**Written task:** Write out the listing exactly as it is given.

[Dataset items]

- - - - -

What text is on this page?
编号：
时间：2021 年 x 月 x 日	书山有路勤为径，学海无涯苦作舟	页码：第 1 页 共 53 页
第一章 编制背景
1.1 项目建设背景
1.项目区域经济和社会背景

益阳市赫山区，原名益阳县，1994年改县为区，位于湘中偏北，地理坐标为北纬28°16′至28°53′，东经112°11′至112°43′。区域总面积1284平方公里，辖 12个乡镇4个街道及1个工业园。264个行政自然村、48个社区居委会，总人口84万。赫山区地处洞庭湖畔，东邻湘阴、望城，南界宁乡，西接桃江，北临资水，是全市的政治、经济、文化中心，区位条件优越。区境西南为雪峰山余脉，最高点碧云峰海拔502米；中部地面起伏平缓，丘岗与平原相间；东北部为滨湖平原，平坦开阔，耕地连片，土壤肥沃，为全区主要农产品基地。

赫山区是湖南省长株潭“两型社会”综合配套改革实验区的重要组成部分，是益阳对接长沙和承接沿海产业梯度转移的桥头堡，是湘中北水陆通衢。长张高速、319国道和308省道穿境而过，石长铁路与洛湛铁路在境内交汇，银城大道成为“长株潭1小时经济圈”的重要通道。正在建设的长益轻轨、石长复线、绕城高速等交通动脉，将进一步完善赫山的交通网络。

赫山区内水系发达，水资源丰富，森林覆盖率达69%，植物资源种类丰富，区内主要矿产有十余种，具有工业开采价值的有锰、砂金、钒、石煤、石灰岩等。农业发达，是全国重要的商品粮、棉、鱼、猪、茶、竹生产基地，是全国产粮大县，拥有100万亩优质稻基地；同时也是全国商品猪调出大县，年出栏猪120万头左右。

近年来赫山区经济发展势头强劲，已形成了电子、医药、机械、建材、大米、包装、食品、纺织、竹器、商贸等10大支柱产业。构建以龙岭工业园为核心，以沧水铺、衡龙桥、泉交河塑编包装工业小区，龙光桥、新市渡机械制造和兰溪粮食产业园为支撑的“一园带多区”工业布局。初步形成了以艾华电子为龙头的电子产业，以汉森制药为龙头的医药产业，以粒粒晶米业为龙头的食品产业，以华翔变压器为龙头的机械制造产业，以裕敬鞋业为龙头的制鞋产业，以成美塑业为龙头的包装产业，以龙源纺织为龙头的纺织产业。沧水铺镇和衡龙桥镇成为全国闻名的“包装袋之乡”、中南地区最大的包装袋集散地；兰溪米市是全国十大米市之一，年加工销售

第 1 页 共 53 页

- - - - -

**Answer to this task:**
What text is on this page?
编号：
时间：2021 年 x 月 x 日	书山有路勤为径，学海无涯苦作舟	页码：第 1 页 共 53 页
第一章 编制背景
1.1 项目建设背景
1.项目区域经济和社会背景

益阳市赫山区，原名益阳县，1994年改县为区，位于湘中偏北，地理坐标为北纬28°16′至28°53′，东经112°11′至112°43′。区域总面积1284平方公里，辖 12个乡镇4个街道及1个工业园。264个行政自然村、48个社区居委会，总人口84万。赫山区地处洞庭湖畔，东邻湘阴、望城，南界宁乡，西接桃江，北临资水，是全市的政治、经济、文化中心，区位条件优越。区境西南为雪峰山余脉，最高点碧云峰海拔502米；中部地面起伏平缓，丘岗与平原相间；东北部为滨湖平原，平坦开阔，耕地连片，土壤肥沃，为全区主要农产品基地。

赫山区是湖南省长株潭“两型社会”综合配套改革实验区的重要组成部分，是益阳对接长沙和承接沿海产业梯度转移的桥头堡，是湘中北水陆通衢。长张高速、319国道和308省道穿境而过，石长铁路与洛湛铁路在境内交汇，银城大道成为“长株潭1小时经济圈”的重要通道。正在建设的长益轻轨、石长复线、绕城高速等交通动脉，将进一步完善赫山的交通网络。

赫山区内水系发达，水资源丰富，森林覆盖率达69%，植物资源种类丰富，区内主要矿产有十余种，具有工业开采价值的有锰、砂金、钒、石煤、石灰岩等。农业发达，是全国重要的商品粮、棉、鱼、猪、茶、竹生产基地，是全国产粮大县，拥有100万亩优质稻基地；同时也是全国商品猪调出大县，年出栏猪120万头左右。

近年来赫山区经济发展势头强劲，已形成了电子、医药、机械、建材、大米、包装、食品、纺织、竹器、商贸等10大支柱产业。构建以龙岭工业园为核心，以沧水铺、衡龙桥、泉交河塑编包装工业小区，龙光桥、新市渡机械制造和兰溪粮食产业园为支撑的“一园带多区”工业布局。初步形成了以艾华电子为龙头的电子产业，以汉森制药为龙头的医药产业，以粒粒晶米业为龙头的食品产业，以华翔变压器为龙头的机械制造产业，以裕敬鞋业为龙头的制鞋产业，以成美塑业为龙头的包装产业，以龙源纺织为龙头的纺织产业。沧水铺镇和衡龙桥镇成为全国闻名的“包装袋之乡”、中南地区最大的包装袋集散地；兰溪米市是全国十大米市之一，年加工销售

第 1 页 共 53 页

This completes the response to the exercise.